■ TO BE DONE:
Repeat every line of the material, character for character.

■ DATASET EXTRACT:
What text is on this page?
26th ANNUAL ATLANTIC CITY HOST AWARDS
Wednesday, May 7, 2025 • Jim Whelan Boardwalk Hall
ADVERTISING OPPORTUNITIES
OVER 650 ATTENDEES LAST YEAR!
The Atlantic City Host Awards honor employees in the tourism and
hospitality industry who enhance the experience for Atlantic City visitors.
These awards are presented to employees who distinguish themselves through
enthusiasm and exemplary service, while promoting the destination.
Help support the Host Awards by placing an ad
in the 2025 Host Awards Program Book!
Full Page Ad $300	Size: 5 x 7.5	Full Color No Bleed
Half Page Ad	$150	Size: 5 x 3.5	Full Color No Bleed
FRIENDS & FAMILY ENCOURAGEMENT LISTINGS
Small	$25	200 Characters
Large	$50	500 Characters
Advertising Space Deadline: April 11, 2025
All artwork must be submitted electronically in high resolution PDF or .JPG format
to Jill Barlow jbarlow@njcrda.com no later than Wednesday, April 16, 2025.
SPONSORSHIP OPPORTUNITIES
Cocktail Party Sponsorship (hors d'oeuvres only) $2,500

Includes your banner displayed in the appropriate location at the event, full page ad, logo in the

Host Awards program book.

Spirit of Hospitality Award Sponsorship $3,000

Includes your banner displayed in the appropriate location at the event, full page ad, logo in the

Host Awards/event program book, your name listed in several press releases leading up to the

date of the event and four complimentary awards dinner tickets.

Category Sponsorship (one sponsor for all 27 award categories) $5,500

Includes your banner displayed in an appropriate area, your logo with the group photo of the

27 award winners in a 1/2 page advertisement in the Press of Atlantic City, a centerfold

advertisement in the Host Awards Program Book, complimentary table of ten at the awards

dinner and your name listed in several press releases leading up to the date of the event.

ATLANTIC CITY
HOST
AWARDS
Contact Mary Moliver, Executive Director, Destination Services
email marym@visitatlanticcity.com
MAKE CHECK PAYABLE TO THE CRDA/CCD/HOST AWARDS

■ EXERCISE OUTPUT:
What text is on this page?
26th ANNUAL ATLANTIC CITY HOST AWARDS
Wednesday, May 7, 2025 • Jim Whelan Boardwalk Hall
ADVERTISING OPPORTUNITIES
OVER 650 ATTENDEES LAST YEAR!
The Atlantic City Host Awards honor employees in the tourism and
hospitality industry who enhance the experience for Atlantic City visitors.
These awards are presented to employees who distinguish themselves through
enthusiasm and exemplary service, while promoting the destination.
Help support the Host Awards by placing an ad
in the 2025 Host Awards Program Book!
Full Page Ad $300	Size: 5 x 7.5	Full Color No Bleed
Half Page Ad	$150	Size: 5 x 3.5	Full Color No Bleed
FRIENDS & FAMILY ENCOURAGEMENT LISTINGS
Small	$25	200 Characters
Large	$50	500 Characters
Advertising Space Deadline: April 11, 2025
All artwork must be submitted electronically in high resolution PDF or .JPG format
to Jill Barlow jbarlow@njcrda.com no later than Wednesday, April 16, 2025.
SPONSORSHIP OPPORTUNITIES
Cocktail Party Sponsorship (hors d'oeuvres only) $2,500

Includes your banner displayed in the appropriate location at the event, full page ad, logo in the

Host Awards program book.

Spirit of Hospitality Award Sponsorship $3,000

Includes your banner displayed in the appropriate location at the event, full page ad, logo in the

Host Awards/event program book, your name listed in several press releases leading up to the

date of the event and four complimentary awards dinner tickets.

Category Sponsorship (one sponsor for all 27 award categories) $5,500

Includes your banner displayed in an appropriate area, your logo with the group photo of the

27 award winners in a 1/2 page advertisement in the Press of Atlantic City, a centerfold

advertisement in the Host Awards Program Book, complimentary table of ten at the awards

dinner and your name listed in several press releases leading up to the date of the event.

ATLANTIC CITY
HOST
AWARDS
Contact Mary Moliver, Executive Director, Destination Services
email marym@visitatlanticcity.com
MAKE CHECK PAYABLE TO THE CRDA/CCD/HOST AWARDS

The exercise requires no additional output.